→ TESTO ESTRATTO:

Percorrendo la strada che da Catanzaro per Fossato Serralta e Taverna conduce nella Piccola Sila, Albi ci viene incontro, immerso in una pace silenziosa fatta di verde, di azzurro, di voli festosi.

Sia che lo si guardi da lontano, sia che vi si giunga e lo si percorre nelle sue strade, nella sua piazza simpaticamente accogliente, nelle sue viuzze linde e tortuose, Albi non vi delude: vi accoglie con onesto garbo, vi riempe lo spirito di serena dolcezza, vi delizia con la visione dei suoi nitidi orizzonti che si confondono con l'azzurro del cielo e con il mare lontano, dei poggi e delle valli ridenti e sfavillanti di luce.

La posizione geografica di Albi è infatti tra le più felici: circondato da un paesaggio alpestre, sorge su uno dei contrafforti silano meno accidentati ed impervi. Protetto a nord dal massiccio silano e circondato dagli altri punti dalle balze che se ne distaccano degradanti verso il mare, il paese è chiuso come in un immenso anfiteatro che gli fa sentire più miti gli inverni e meno afose le stagioni calde.
 

Le Origini

Le origini di Albi sono strettamente legate a quelle dell'attuale Taverna alla cui storia, pertanto, bisogna brevemente rifarsi.

Un periodo di lotte e di sconvolgimenti aveva investito la Calabria nella seconda metà del secolo XV: alle agitazioni di carattere politico si erano aggiunte rivendicazioni economico-sociali di estrema gravità, preludio alla rivolta che di lì a qualche anno metterà in serio pericolo il trono di Ferdinando II.

Se a questi sconvolgimenti si aggiungono gli scontri sanguinosi tra le fazioni di Aragonesi e degli Angioini dei quale la Calabria era stata teatro in precedenza e le discordie tra Antonio Centelles, marchese di Crotone e conte di Catanzaro ed i sovrani di Napoli, discordie che portarono un pò dovunque, ma soprattutto nei paesi facenti parte dell'aggregato feudale dei Ruffo (con i queli il Centelles si era imparentato sposando Enrichetta, contessa di Catanzaro, che il re avrebbe voluto dare in moglie al suo amico Innico Davalos), distruzioni e rovine, si comprenderà come la prima metà del secolo XV e gli inizi della seconda non siano stati per la Calabria tempi tranquilli ma sanguinosamente burrascosi e incerti.

Taverna subì distruzioni e rovine tali che i suoi abitanti non credettero più conveniente ricostruire la loro città nello stesso luogo.

"Rovinata Taverna - scrive padre Giovvanni Fiore, storico capuccino di Cropani - tutte le famiglie principali ci ricoverarono ove meglio poterono, singolarmente in San Pietro, habitatione poco distante et ove haveano le lor possesioni co' loro casini, in Bompignano, villaggio più lontano tanto più sicuro dalle scorrerie nemiche, e negli Albi, che per le qualità del sito eminente trasse molti a popolarlo".

Record grezzi
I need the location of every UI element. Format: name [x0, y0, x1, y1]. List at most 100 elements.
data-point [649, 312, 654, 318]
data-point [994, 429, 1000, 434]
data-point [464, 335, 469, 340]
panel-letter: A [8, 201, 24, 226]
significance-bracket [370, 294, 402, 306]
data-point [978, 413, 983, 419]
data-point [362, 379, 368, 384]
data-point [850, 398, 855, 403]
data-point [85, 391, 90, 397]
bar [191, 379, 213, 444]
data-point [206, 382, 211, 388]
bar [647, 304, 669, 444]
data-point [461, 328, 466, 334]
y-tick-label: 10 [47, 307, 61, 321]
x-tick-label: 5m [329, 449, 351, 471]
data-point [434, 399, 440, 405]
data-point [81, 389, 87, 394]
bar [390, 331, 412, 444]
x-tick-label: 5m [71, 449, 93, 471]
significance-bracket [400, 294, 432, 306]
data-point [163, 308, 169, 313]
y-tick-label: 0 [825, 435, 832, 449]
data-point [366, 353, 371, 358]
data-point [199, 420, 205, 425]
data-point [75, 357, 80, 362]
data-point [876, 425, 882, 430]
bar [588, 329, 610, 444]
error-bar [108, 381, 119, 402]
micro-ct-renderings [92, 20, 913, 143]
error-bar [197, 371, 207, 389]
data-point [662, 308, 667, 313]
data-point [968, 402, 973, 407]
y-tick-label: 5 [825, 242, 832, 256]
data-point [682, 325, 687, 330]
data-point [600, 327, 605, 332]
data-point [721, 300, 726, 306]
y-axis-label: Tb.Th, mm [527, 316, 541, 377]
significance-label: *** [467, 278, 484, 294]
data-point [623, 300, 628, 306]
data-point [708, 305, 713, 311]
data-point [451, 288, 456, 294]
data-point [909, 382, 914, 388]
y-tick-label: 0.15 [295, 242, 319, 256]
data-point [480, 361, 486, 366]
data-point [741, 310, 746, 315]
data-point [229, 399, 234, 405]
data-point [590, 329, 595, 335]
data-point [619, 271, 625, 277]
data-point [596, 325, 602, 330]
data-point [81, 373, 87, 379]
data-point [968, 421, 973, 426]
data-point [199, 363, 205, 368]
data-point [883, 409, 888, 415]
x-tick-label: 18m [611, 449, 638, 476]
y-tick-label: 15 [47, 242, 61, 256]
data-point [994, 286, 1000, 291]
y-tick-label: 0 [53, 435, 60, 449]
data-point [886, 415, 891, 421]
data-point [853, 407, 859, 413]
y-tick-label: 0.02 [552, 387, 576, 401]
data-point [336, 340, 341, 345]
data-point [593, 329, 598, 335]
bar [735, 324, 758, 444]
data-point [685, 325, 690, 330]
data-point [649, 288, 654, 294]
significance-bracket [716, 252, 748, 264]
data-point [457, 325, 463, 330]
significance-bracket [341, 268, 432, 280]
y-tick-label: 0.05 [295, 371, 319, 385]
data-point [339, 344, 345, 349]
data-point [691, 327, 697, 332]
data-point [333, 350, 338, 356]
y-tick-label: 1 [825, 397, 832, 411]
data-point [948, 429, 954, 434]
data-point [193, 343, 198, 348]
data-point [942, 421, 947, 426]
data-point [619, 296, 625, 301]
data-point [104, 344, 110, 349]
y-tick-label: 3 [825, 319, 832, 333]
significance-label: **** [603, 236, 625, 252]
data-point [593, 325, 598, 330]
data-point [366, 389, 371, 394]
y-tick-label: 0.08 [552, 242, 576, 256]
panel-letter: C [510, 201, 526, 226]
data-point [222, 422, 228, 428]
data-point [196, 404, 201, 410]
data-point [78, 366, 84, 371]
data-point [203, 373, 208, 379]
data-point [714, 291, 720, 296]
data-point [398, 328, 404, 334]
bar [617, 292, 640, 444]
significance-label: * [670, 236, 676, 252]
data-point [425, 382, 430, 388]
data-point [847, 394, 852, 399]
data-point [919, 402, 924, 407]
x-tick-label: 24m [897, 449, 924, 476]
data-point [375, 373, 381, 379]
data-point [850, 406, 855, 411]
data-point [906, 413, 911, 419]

→ OBIETTIVO DICHIARATO: Estrai senza modifiche dal testo su Albi il passo compreso tra "Un periodo di" e "di Ferdinando II.", estremi inclusi.

→ RISULTATO DELL'ESERCIZIO:
Un periodo di lotte e di sconvolgimenti aveva investito la Calabria nella seconda metà del secolo XV: alle agitazioni di carattere politico si erano aggiunte rivendicazioni economico-sociali di estrema gravità, preludio alla rivolta che di lì a qualche anno metterà in serio pericolo il trono di Ferdinando II.